- [TASK DESCRIPTION] Of the lines in the listing, how many include the string "entry"? Write the number and nothing else.

- [DATA ENTRIES]
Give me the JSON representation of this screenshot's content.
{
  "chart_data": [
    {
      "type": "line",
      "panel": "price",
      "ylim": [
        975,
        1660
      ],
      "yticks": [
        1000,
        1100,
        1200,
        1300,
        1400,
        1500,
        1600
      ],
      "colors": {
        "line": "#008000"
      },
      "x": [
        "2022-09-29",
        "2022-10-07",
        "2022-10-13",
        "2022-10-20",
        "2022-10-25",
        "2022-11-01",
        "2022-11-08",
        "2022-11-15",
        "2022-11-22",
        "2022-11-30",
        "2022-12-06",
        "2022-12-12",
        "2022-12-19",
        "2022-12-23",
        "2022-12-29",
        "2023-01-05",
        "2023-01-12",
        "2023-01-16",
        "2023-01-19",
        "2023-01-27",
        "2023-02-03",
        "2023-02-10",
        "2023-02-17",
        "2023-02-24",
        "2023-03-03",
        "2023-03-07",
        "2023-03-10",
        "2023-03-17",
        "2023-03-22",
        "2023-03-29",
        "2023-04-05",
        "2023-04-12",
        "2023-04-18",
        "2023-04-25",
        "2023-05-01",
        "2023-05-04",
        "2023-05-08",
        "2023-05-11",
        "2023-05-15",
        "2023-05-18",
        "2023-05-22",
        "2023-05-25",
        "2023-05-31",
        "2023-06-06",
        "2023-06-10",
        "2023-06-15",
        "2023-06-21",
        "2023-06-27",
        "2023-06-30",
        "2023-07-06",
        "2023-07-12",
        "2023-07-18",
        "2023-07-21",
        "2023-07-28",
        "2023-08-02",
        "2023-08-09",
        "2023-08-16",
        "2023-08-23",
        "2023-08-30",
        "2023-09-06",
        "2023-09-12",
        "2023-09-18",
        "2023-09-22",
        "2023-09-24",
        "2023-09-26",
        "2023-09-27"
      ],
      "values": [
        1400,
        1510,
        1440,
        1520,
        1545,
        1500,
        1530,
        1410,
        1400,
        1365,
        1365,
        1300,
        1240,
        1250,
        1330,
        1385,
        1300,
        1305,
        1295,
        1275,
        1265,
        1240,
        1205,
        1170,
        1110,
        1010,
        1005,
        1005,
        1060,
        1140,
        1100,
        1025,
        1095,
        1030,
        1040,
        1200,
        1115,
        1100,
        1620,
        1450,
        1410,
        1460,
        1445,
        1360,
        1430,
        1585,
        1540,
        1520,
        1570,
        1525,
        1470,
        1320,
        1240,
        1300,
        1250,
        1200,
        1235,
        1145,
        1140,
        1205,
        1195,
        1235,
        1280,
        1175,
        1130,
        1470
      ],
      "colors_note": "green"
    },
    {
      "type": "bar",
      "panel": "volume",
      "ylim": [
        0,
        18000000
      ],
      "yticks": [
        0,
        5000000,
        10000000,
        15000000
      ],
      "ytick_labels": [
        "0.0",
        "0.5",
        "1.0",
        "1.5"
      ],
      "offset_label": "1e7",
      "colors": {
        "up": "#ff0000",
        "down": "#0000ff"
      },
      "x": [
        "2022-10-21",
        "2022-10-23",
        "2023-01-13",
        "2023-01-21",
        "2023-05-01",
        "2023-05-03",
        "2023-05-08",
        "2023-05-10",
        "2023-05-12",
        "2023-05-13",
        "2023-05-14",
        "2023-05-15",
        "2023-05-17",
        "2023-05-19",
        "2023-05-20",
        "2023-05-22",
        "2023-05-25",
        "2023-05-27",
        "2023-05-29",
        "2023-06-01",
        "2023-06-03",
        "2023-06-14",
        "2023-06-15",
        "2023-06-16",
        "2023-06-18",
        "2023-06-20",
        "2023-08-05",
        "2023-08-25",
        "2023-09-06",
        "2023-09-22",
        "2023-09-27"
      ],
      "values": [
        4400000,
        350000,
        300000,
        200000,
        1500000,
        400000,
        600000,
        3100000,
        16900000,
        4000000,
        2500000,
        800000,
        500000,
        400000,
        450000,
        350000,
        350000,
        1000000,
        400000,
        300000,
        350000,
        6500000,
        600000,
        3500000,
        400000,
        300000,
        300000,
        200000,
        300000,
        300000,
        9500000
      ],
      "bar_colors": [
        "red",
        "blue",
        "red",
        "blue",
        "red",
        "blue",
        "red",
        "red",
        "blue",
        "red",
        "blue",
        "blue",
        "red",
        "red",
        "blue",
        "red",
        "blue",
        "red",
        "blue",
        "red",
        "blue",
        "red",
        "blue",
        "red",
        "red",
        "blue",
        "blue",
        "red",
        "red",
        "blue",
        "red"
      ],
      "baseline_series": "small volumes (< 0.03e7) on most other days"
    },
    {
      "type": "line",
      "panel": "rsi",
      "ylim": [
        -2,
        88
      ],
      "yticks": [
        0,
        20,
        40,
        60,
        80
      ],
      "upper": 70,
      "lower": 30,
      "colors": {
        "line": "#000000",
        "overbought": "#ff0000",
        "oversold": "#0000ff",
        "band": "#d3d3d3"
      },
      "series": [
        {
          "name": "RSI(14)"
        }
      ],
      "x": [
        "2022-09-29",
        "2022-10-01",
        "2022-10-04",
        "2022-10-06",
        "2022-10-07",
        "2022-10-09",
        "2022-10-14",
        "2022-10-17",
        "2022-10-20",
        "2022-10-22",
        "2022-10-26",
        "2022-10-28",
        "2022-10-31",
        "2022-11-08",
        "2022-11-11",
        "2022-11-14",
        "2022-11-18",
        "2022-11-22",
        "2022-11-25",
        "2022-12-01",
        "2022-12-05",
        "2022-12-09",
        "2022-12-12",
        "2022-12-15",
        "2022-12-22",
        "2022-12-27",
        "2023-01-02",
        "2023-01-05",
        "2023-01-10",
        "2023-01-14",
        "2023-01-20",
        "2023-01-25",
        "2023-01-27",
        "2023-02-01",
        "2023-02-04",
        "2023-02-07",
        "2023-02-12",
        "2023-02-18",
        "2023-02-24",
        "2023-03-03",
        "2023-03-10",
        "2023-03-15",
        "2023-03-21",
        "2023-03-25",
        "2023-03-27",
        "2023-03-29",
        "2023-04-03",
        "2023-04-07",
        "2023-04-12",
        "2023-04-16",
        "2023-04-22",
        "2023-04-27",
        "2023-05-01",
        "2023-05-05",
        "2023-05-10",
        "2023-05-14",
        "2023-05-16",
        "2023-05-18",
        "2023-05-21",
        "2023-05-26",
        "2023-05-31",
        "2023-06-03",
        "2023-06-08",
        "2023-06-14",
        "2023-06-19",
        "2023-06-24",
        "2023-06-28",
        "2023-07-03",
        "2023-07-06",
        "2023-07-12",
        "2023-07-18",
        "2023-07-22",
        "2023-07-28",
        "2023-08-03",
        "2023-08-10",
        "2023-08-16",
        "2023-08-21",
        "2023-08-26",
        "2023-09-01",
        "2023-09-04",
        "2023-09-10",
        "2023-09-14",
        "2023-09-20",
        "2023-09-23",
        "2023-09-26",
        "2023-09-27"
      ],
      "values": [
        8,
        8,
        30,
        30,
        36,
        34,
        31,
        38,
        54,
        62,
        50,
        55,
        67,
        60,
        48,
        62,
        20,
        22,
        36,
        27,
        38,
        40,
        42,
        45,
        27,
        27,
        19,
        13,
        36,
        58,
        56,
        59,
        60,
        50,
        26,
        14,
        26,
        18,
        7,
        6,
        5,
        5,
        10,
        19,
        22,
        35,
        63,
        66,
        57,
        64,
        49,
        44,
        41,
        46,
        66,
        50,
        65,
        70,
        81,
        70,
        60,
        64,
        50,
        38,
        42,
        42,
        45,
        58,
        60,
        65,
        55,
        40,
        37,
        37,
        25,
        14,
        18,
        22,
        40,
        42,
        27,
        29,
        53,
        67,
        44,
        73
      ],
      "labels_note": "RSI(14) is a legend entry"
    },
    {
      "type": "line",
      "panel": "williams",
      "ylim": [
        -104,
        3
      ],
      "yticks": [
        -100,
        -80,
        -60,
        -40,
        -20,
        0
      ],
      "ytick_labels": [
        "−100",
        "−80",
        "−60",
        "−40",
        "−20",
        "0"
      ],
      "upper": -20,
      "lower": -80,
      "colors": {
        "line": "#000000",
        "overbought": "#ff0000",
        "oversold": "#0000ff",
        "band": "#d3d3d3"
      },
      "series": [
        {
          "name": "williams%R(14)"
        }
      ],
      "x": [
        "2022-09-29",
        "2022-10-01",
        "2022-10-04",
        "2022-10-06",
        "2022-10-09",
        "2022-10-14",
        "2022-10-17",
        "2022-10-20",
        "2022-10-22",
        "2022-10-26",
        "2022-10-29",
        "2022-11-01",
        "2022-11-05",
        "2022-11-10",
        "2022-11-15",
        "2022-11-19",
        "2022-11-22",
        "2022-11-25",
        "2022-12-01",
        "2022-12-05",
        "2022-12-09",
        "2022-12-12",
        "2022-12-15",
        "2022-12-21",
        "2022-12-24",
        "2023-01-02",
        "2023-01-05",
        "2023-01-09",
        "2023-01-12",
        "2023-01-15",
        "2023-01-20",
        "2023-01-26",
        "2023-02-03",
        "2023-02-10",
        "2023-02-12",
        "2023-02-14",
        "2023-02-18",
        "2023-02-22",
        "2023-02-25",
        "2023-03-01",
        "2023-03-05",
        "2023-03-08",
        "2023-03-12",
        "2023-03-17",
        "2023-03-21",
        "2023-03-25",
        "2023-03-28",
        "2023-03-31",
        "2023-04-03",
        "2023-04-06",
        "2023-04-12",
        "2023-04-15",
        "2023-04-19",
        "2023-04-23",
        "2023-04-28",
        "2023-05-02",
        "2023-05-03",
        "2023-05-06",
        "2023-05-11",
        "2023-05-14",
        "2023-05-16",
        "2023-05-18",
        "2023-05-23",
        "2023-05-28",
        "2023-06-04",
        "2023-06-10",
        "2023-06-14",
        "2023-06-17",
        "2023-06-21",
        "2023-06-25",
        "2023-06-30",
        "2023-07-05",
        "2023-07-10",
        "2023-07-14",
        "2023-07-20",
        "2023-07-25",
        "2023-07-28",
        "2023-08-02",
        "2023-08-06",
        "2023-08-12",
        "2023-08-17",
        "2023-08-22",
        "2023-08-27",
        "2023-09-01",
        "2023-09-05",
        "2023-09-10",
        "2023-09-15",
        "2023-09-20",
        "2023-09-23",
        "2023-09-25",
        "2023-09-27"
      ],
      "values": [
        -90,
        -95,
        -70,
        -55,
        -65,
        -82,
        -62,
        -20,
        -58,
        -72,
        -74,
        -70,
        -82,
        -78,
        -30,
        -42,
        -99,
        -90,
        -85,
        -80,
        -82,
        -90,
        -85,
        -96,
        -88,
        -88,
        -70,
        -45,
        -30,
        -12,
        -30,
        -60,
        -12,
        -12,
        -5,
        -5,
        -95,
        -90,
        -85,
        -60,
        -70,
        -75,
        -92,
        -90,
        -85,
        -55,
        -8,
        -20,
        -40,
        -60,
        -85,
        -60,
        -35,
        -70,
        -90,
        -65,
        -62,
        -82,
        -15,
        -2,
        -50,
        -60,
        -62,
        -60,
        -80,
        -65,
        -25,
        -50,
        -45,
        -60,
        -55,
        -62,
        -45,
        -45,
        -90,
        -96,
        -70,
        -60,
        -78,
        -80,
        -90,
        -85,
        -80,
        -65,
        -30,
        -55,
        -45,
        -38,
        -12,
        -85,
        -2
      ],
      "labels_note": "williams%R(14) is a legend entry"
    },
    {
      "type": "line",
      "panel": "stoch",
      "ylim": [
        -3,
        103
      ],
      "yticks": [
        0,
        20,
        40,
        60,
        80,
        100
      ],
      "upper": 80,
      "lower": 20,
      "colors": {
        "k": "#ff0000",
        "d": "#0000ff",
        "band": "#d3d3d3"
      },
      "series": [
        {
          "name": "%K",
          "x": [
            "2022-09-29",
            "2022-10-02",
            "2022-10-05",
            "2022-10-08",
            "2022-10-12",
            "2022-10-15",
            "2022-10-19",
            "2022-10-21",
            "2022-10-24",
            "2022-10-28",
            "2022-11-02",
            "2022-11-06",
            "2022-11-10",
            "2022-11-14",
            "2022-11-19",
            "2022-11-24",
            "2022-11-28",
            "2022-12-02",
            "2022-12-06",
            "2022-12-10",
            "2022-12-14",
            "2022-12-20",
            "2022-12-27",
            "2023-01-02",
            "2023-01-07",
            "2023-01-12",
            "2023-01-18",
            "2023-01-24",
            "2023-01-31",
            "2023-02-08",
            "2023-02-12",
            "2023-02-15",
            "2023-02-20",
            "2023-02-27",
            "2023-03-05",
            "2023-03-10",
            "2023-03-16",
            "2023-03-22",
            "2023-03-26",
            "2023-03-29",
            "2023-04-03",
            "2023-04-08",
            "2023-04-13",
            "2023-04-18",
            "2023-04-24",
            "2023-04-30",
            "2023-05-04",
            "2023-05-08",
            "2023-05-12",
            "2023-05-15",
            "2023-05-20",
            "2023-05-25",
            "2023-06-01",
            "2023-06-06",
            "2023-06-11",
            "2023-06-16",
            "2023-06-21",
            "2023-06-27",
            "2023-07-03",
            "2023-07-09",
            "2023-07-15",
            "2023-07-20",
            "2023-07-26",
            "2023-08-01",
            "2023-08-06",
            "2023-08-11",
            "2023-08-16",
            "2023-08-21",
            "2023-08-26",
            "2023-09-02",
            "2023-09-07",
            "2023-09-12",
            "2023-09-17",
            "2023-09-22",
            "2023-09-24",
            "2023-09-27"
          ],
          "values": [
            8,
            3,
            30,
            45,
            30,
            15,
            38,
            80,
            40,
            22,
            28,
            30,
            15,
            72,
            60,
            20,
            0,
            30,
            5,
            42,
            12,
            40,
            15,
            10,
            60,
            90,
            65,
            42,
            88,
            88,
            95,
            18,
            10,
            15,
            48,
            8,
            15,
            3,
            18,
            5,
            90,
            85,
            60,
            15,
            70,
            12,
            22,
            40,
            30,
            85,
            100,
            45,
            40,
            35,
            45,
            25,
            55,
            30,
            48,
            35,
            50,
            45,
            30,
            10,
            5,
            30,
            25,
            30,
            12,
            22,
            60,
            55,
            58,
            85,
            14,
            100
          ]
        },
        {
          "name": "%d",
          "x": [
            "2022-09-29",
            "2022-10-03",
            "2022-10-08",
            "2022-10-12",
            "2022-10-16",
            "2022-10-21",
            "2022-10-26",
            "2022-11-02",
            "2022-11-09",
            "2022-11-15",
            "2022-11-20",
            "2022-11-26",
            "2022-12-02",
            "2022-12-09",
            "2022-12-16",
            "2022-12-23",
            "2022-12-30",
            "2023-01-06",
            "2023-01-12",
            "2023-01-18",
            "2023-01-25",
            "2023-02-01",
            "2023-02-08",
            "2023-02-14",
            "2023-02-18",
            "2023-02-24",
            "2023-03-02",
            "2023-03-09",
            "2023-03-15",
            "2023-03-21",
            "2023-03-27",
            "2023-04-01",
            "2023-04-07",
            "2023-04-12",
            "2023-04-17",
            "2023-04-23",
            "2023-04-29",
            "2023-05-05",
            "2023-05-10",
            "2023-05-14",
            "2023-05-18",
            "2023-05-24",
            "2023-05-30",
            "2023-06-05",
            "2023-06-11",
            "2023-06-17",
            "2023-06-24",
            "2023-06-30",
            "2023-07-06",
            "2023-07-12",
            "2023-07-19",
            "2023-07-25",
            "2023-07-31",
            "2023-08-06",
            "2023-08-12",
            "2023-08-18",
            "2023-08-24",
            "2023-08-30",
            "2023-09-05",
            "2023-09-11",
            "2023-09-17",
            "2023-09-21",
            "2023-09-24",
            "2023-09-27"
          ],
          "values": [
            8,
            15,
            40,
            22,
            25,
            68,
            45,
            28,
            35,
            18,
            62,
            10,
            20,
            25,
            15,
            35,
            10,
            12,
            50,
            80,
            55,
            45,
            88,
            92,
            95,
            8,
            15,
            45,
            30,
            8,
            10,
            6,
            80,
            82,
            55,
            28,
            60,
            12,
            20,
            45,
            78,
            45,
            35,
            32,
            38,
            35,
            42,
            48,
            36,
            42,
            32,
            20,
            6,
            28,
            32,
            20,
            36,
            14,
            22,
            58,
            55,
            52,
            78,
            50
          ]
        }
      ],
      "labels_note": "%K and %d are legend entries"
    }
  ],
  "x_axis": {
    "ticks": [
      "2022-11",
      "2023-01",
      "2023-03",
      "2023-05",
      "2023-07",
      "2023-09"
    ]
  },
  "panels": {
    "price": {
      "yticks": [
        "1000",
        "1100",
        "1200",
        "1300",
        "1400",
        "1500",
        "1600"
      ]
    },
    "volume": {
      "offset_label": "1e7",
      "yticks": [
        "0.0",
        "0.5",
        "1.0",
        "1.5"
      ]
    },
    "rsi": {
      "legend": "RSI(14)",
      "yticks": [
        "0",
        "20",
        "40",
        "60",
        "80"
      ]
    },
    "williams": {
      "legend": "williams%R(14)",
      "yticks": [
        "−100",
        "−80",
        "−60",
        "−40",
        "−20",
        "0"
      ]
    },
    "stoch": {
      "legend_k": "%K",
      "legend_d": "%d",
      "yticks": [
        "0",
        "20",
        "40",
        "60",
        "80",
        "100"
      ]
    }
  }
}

- [ANSWER TO THE PROBLEM] 2